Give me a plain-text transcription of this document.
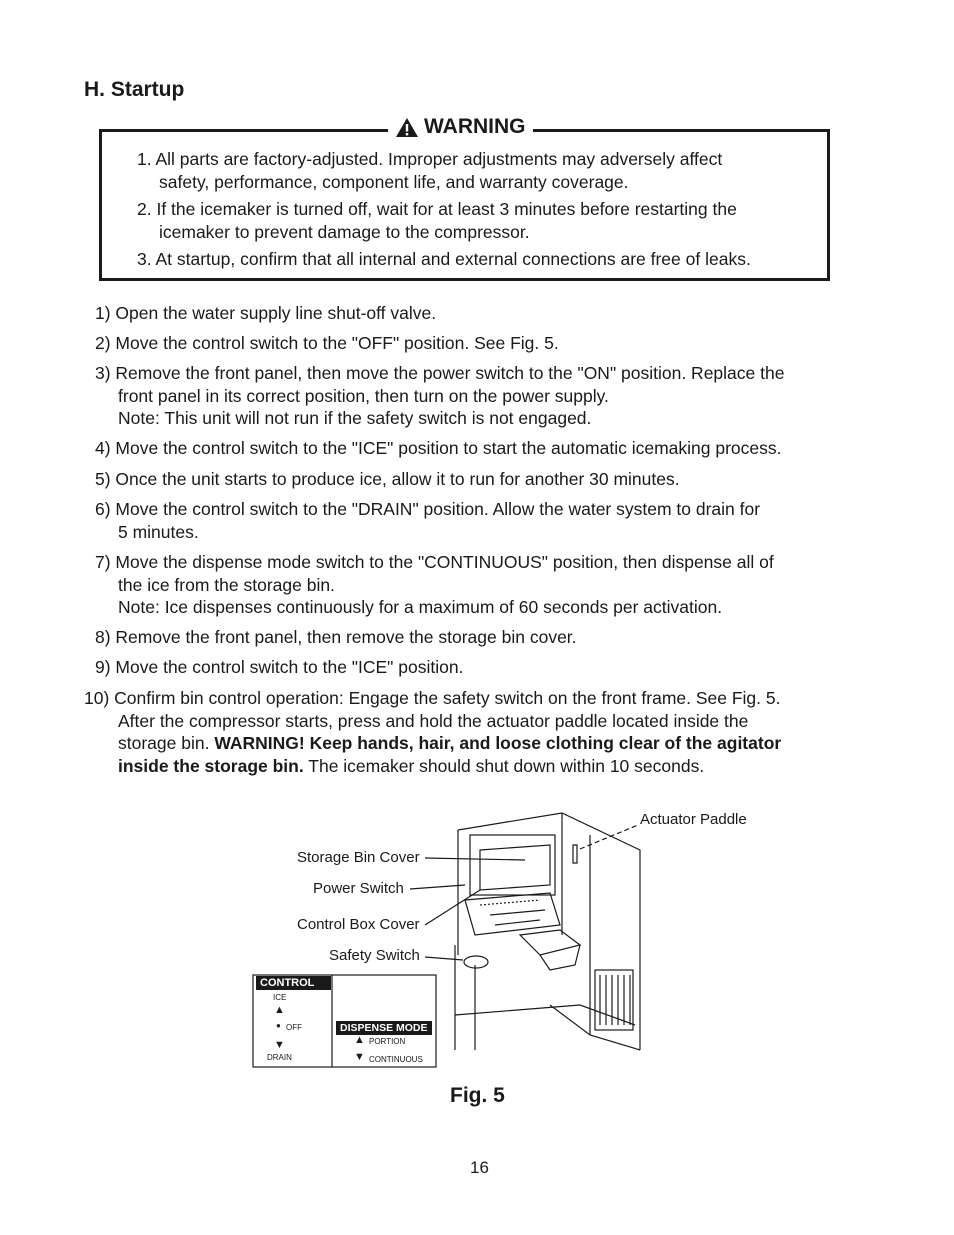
H. Startup
WARNING
1. All parts are factory-adjusted. Improper adjustments may adversely affect
safety, performance, component life, and warranty coverage.
2. If the icemaker is turned off, wait for at least 3 minutes before restarting the
icemaker to prevent damage to the compressor.
3. At startup, confirm that all internal and external connections are free of leaks.
1) Open the water supply line shut-off valve.
2) Move the control switch to the "OFF" position. See Fig. 5.
3) Remove the front panel, then move the power switch to the "ON" position. Replace the
front panel in its correct position, then turn on the power supply.
Note: This unit will not run if the safety switch is not engaged.
4) Move the control switch to the "ICE" position to start the automatic icemaking process.
5) Once the unit starts to produce ice, allow it to run for another 30 minutes.
6) Move the control switch to the "DRAIN" position. Allow the water system to drain for
5 minutes.
7) Move the dispense mode switch to the "CONTINUOUS" position, then dispense all of
the ice from the storage bin.
Note: Ice dispenses continuously for a maximum of 60 seconds per activation.
8) Remove the front panel, then remove the storage bin cover.
9) Move the control switch to the "ICE" position.
10) Confirm bin control operation: Engage the safety switch on the front frame. See Fig. 5.
After the compressor starts, press and hold the actuator paddle located inside the
storage bin. WARNING! Keep hands, hair, and loose clothing clear of the agitator
inside the storage bin. The icemaker should shut down within 10 seconds.
Storage Bin Cover
Power Switch
Control Box Cover
Safety Switch
Actuator Paddle
CONTROL
ICE
▲
● OFF
▼
DRAIN
DISPENSE MODE
▲ PORTION
▼ CONTINUOUS
Fig. 5
16
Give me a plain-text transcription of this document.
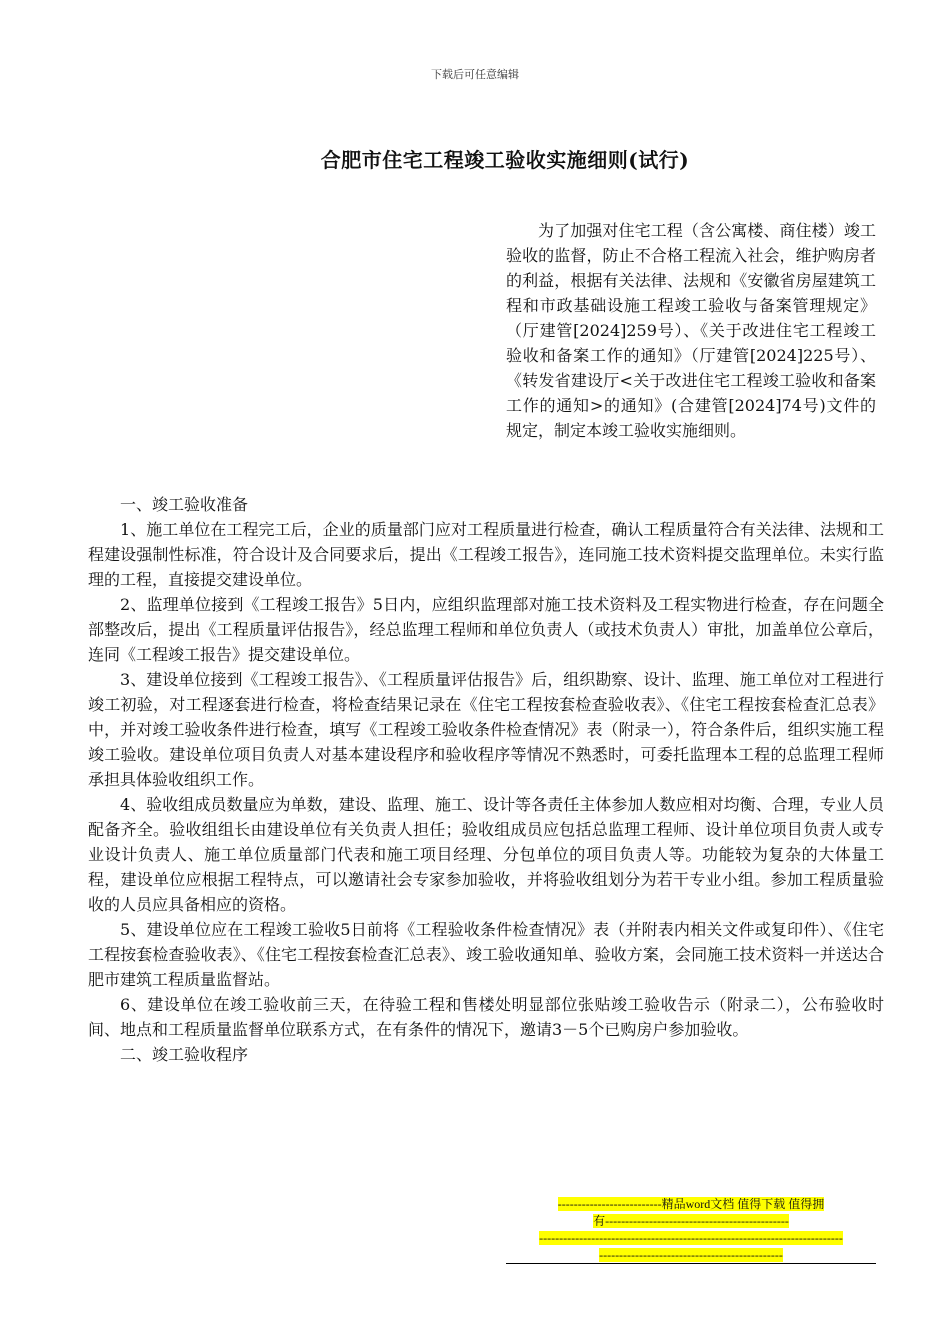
下载后可任意编辑
合肥市住宅工程竣工验收实施细则(试行)

为了加强对住宅工程（含公寓楼、商住楼）竣工验收的监督，防止不合格工程流入社会，维护购房者的利益，根据有关法律、法规和《安徽省房屋建筑工程和市政基础设施工程竣工验收与备案管理规定》（厅建管[2024]259号）、《关于改进住宅工程竣工验收和备案工作的通知》（厅建管[2024]225号）、《转发省建设厅<关于改进住宅工程竣工验收和备案工作的通知>的通知》(合建管[2024]74号)文件的规定，制定本竣工验收实施细则。

一、竣工验收准备

1、施工单位在工程完工后，企业的质量部门应对工程质量进行检查，确认工程质量符合有关法律、法规和工程建设强制性标准，符合设计及合同要求后，提出《工程竣工报告》，连同施工技术资料提交监理单位。未实行监理的工程，直接提交建设单位。

2、监理单位接到《工程竣工报告》5日内，应组织监理部对施工技术资料及工程实物进行检查，存在问题全部整改后，提出《工程质量评估报告》，经总监理工程师和单位负责人（或技术负责人）审批，加盖单位公章后，连同《工程竣工报告》提交建设单位。

3、建设单位接到《工程竣工报告》、《工程质量评估报告》后，组织勘察、设计、监理、施工单位对工程进行竣工初验，对工程逐套进行检查，将检查结果记录在《住宅工程按套检查验收表》、《住宅工程按套检查汇总表》中，并对竣工验收条件进行检查，填写《工程竣工验收条件检查情况》表（附录一），符合条件后，组织实施工程竣工验收。建设单位项目负责人对基本建设程序和验收程序等情况不熟悉时，可委托监理本工程的总监理工程师承担具体验收组织工作。

4、验收组成员数量应为单数，建设、监理、施工、设计等各责任主体参加人数应相对均衡、合理，专业人员配备齐全。验收组组长由建设单位有关负责人担任；验收组成员应包括总监理工程师、设计单位项目负责人或专业设计负责人、施工单位质量部门代表和施工项目经理、分包单位的项目负责人等。功能较为复杂的大体量工程，建设单位应根据工程特点，可以邀请社会专家参加验收，并将验收组划分为若干专业小组。参加工程质量验收的人员应具备相应的资格。

5、建设单位应在工程竣工验收5日前将《工程验收条件检查情况》表（并附表内相关文件或复印件）、《住宅工程按套检查验收表》、《住宅工程按套检查汇总表》、竣工验收通知单、验收方案，会同施工技术资料一并送达合肥市建筑工程质量监督站。

6、建设单位在竣工验收前三天，在待验工程和售楼处明显部位张贴竣工验收告示（附录二），公布验收时间、地点和工程质量监督单位联系方式，在有条件的情况下，邀请3－5个已购房户参加验收。

二、竣工验收程序

--------------------------精品word文档 值得下载 值得拥
有----------------------------------------------
----------------------------------------------------------------------------
----------------------------------------------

-.-.-

Return every line above that contains the word "seconds".

Note: Ice dispenses continuously for a maximum of 60 seconds per activation.
inside the storage bin. The icemaker should shut down within 10 seconds.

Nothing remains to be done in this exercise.